● **Problem**: Take every line from the material that has the word "this" in it.

● **Raw records**:

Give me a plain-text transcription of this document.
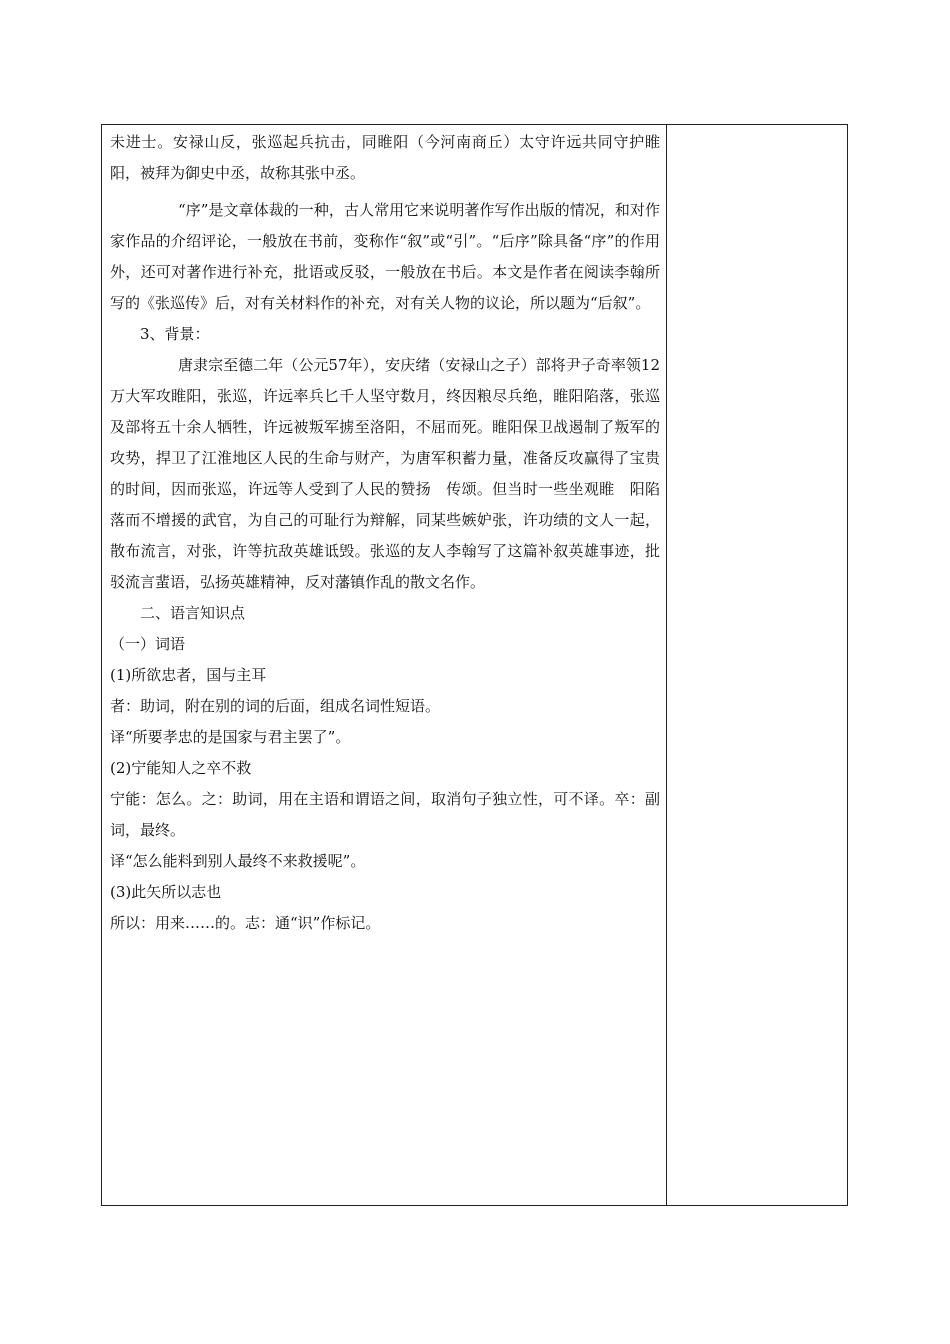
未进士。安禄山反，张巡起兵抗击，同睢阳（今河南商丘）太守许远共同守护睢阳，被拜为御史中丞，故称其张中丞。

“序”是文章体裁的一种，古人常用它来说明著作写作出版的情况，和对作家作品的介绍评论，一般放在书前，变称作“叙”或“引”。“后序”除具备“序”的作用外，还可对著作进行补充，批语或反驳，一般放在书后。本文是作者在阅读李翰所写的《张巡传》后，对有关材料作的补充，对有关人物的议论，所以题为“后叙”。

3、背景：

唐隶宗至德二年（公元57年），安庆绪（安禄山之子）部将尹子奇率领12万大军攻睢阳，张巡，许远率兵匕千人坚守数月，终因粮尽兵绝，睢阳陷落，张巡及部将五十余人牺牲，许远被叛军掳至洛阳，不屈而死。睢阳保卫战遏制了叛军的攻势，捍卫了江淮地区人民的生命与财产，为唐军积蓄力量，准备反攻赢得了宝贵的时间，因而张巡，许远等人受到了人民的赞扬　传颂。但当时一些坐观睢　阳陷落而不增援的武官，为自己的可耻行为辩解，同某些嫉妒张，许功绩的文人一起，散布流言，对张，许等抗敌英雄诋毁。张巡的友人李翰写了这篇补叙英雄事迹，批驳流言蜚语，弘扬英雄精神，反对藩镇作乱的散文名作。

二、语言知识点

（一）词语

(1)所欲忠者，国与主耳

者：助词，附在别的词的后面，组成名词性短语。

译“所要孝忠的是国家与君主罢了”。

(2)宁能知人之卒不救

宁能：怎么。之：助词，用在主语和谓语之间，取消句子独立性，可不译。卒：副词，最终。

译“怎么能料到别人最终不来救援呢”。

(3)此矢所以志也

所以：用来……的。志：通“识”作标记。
* * *
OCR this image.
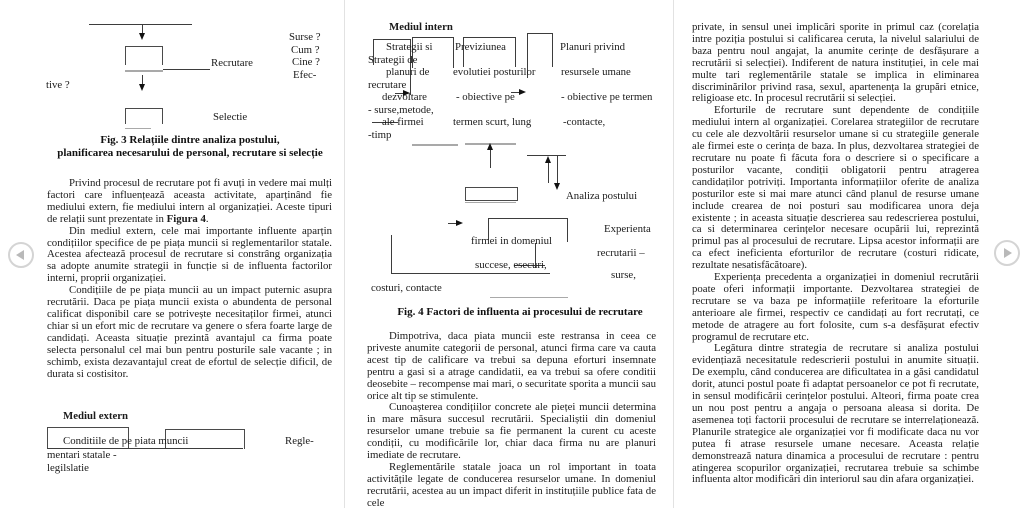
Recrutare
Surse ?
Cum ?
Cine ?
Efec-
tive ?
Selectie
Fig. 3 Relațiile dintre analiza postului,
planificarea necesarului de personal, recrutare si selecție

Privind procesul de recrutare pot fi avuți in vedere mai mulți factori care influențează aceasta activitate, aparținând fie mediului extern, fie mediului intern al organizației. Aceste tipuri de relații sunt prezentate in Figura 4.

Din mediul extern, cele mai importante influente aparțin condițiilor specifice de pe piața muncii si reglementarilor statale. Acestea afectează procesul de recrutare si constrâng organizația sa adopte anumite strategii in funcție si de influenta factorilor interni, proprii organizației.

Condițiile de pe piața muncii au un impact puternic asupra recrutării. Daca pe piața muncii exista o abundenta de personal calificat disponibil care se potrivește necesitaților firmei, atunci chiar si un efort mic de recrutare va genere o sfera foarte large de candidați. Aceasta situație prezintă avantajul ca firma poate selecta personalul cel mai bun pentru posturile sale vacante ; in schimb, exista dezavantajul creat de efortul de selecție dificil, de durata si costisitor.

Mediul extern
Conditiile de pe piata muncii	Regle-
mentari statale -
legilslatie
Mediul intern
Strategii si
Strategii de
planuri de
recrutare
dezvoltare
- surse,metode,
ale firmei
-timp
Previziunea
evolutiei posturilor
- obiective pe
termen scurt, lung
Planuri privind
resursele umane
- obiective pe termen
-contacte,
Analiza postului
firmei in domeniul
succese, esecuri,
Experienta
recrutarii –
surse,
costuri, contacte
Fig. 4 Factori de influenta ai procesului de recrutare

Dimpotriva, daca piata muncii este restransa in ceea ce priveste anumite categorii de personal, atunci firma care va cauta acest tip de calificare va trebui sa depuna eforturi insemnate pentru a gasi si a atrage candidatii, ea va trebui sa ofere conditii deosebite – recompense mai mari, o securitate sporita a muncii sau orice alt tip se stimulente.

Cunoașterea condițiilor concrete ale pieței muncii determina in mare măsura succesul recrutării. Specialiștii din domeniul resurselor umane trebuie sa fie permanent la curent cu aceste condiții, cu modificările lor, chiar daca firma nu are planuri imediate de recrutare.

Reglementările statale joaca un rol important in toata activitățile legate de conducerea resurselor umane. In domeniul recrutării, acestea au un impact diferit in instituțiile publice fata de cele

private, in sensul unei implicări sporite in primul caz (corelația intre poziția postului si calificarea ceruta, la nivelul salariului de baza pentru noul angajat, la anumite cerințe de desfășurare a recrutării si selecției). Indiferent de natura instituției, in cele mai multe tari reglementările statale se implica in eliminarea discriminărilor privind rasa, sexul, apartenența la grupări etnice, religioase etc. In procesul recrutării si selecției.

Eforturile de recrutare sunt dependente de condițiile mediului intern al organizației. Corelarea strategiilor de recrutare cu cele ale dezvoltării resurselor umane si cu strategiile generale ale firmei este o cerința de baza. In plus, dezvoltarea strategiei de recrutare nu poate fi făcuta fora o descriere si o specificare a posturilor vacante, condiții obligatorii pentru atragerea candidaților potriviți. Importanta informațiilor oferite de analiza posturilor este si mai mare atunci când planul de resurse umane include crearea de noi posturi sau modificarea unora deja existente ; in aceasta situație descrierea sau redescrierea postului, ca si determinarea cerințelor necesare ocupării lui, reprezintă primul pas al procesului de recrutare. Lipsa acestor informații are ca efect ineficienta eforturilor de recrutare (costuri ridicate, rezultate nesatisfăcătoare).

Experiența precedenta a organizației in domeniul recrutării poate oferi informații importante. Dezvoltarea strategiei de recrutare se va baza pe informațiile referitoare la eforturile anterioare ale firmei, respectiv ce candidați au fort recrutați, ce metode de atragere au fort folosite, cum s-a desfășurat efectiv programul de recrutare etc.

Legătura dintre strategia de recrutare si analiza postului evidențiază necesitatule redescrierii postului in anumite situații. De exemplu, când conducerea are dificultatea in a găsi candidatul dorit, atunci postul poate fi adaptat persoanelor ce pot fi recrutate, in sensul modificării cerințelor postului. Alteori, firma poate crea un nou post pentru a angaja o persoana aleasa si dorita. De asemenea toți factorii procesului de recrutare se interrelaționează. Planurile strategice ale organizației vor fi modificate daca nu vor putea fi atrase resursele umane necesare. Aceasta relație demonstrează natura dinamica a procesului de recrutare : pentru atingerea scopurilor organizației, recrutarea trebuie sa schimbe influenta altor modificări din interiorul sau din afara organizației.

● **Correct answer**:
Give me a plain-text transcription of this document.
OCR this image.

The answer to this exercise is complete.